§ **Rows from a dataset**:
________________________
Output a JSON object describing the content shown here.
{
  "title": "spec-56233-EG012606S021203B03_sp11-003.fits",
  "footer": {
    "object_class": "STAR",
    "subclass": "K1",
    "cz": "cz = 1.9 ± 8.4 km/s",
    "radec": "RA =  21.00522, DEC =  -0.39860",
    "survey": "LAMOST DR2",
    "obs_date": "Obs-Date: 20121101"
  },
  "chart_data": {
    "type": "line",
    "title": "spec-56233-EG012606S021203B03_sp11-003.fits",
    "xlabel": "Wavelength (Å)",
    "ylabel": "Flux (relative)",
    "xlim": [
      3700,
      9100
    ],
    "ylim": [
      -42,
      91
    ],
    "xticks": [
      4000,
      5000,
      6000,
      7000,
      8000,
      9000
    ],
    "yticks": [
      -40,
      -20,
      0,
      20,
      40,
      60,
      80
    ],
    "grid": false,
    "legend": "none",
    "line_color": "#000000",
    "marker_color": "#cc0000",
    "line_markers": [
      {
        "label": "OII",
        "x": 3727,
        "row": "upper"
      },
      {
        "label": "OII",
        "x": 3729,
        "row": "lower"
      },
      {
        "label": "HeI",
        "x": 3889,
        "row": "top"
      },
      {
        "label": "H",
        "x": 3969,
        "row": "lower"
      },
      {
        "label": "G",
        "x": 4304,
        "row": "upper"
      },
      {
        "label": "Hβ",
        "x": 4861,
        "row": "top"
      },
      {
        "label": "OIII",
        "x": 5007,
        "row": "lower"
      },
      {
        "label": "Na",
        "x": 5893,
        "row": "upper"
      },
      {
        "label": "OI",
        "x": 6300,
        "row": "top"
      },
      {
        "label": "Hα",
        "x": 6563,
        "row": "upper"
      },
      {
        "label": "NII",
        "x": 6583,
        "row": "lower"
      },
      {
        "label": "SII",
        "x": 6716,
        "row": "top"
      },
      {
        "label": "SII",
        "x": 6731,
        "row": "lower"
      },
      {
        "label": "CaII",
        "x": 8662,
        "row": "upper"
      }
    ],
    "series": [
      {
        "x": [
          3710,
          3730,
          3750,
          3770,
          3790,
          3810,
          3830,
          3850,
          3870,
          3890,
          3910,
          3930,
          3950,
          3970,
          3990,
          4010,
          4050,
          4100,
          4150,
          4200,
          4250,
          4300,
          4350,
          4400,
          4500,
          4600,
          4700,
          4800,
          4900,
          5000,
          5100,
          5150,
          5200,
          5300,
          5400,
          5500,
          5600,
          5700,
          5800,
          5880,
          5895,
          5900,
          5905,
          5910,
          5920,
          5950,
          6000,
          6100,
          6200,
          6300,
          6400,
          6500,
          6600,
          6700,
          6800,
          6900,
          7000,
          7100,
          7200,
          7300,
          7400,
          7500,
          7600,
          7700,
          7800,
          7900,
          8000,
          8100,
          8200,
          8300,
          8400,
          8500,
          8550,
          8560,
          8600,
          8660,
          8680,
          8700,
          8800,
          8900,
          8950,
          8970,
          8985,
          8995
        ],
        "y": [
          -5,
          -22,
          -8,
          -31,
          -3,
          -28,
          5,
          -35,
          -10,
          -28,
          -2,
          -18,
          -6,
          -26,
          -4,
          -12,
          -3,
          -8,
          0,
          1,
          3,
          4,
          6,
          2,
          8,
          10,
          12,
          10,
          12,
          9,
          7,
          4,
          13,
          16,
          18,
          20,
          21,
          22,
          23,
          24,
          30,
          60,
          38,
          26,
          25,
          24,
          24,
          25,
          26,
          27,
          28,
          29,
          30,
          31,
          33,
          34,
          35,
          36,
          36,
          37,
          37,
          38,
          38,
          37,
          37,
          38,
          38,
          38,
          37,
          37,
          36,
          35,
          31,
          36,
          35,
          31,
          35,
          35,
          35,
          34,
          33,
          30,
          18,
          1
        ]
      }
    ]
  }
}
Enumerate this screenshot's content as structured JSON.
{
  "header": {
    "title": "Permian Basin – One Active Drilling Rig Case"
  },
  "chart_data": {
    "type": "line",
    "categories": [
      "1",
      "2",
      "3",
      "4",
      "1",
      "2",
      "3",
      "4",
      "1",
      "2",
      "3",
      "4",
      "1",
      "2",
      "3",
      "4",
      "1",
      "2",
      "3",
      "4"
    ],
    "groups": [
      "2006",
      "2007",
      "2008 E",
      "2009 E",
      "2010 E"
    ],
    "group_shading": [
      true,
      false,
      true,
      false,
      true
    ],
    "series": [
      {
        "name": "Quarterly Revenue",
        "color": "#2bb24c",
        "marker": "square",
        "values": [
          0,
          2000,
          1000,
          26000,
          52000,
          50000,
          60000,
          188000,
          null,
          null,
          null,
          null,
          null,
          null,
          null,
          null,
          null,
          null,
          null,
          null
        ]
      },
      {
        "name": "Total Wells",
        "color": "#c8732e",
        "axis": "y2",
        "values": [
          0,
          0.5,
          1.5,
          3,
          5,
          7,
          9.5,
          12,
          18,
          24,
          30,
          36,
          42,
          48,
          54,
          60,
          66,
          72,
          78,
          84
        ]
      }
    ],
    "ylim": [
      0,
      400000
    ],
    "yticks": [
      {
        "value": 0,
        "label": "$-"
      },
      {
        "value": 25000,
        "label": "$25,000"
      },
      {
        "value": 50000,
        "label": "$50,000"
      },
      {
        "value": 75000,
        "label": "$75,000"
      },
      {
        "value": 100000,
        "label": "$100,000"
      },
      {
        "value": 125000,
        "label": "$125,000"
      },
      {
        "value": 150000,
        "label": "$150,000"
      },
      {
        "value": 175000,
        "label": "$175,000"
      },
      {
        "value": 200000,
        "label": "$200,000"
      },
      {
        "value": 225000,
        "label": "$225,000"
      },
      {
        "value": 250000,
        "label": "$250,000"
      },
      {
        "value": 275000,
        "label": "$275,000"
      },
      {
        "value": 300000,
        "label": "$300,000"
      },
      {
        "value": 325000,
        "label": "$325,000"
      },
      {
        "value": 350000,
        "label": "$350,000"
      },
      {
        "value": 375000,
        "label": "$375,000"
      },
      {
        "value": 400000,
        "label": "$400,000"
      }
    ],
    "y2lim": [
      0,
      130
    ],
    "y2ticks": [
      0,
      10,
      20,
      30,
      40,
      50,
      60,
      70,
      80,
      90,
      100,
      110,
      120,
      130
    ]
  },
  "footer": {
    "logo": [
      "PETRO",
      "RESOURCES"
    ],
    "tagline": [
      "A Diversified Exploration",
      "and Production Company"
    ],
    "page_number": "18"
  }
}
________________________
§ **Direction**:
Report the count of lines in the entries that contain the string "content", and nothing besides it.

§ **Correct result**:
2